# ITEMS start

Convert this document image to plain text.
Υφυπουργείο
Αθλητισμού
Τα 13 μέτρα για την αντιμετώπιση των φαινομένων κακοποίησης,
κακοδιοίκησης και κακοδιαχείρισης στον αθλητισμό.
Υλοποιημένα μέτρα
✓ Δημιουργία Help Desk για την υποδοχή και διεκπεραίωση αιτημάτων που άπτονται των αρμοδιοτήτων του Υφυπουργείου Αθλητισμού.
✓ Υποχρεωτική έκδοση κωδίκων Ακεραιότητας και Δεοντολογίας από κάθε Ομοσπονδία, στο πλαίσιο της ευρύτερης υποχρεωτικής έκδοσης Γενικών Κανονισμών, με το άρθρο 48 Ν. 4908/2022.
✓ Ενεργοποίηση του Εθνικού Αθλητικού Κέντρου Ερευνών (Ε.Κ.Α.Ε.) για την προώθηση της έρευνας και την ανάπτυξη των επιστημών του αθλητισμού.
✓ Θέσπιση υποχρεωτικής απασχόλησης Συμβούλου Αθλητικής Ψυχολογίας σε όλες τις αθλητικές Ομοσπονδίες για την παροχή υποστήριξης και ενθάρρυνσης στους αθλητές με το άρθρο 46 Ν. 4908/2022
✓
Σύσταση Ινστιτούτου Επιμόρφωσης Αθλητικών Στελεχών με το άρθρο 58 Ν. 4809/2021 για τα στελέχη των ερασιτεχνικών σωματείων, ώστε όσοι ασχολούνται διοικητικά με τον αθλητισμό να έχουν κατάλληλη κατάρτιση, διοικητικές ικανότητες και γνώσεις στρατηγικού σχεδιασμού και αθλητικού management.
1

# ITEMS end

WHAT THE EXERCISE ASKS:
Every entry should be printed again exactly as it stands.

TASK OUTPUT:
Convert this document image to plain text.
Υφυπουργείο
Αθλητισμού
Τα 13 μέτρα για την αντιμετώπιση των φαινομένων κακοποίησης,
κακοδιοίκησης και κακοδιαχείρισης στον αθλητισμό.
Υλοποιημένα μέτρα
✓ Δημιουργία Help Desk για την υποδοχή και διεκπεραίωση αιτημάτων που άπτονται των αρμοδιοτήτων του Υφυπουργείου Αθλητισμού.
✓ Υποχρεωτική έκδοση κωδίκων Ακεραιότητας και Δεοντολογίας από κάθε Ομοσπονδία, στο πλαίσιο της ευρύτερης υποχρεωτικής έκδοσης Γενικών Κανονισμών, με το άρθρο 48 Ν. 4908/2022.
✓ Ενεργοποίηση του Εθνικού Αθλητικού Κέντρου Ερευνών (Ε.Κ.Α.Ε.) για την προώθηση της έρευνας και την ανάπτυξη των επιστημών του αθλητισμού.
✓ Θέσπιση υποχρεωτικής απασχόλησης Συμβούλου Αθλητικής Ψυχολογίας σε όλες τις αθλητικές Ομοσπονδίες για την παροχή υποστήριξης και ενθάρρυνσης στους αθλητές με το άρθρο 46 Ν. 4908/2022
✓
Σύσταση Ινστιτούτου Επιμόρφωσης Αθλητικών Στελεχών με το άρθρο 58 Ν. 4809/2021 για τα στελέχη των ερασιτεχνικών σωματείων, ώστε όσοι ασχολούνται διοικητικά με τον αθλητισμό να έχουν κατάλληλη κατάρτιση, διοικητικές ικανότητες και γνώσεις στρατηγικού σχεδιασμού και αθλητικού management.
1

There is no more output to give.